◆ **AIM**: Scan the following material for the string "December" and copy each line in which it appears.

◆ **AVAILABLE RECORDS**:
========================================

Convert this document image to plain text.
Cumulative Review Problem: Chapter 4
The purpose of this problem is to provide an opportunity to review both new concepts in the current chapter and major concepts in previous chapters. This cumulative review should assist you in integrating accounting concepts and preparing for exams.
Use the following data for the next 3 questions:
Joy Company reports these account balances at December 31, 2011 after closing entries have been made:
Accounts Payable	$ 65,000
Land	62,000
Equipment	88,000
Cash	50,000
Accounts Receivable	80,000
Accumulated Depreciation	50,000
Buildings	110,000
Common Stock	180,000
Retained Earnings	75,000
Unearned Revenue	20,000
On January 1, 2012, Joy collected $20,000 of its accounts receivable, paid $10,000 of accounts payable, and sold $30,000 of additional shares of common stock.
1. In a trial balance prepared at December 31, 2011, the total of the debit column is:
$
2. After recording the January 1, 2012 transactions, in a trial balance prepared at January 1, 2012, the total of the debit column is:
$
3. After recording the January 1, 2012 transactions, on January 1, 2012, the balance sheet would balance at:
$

========================================

◆ **TASK OUTPUT**:
Joy Company reports these account balances at December 31, 2011 after closing entries have been made:
1. In a trial balance prepared at December 31, 2011, the total of the debit column is:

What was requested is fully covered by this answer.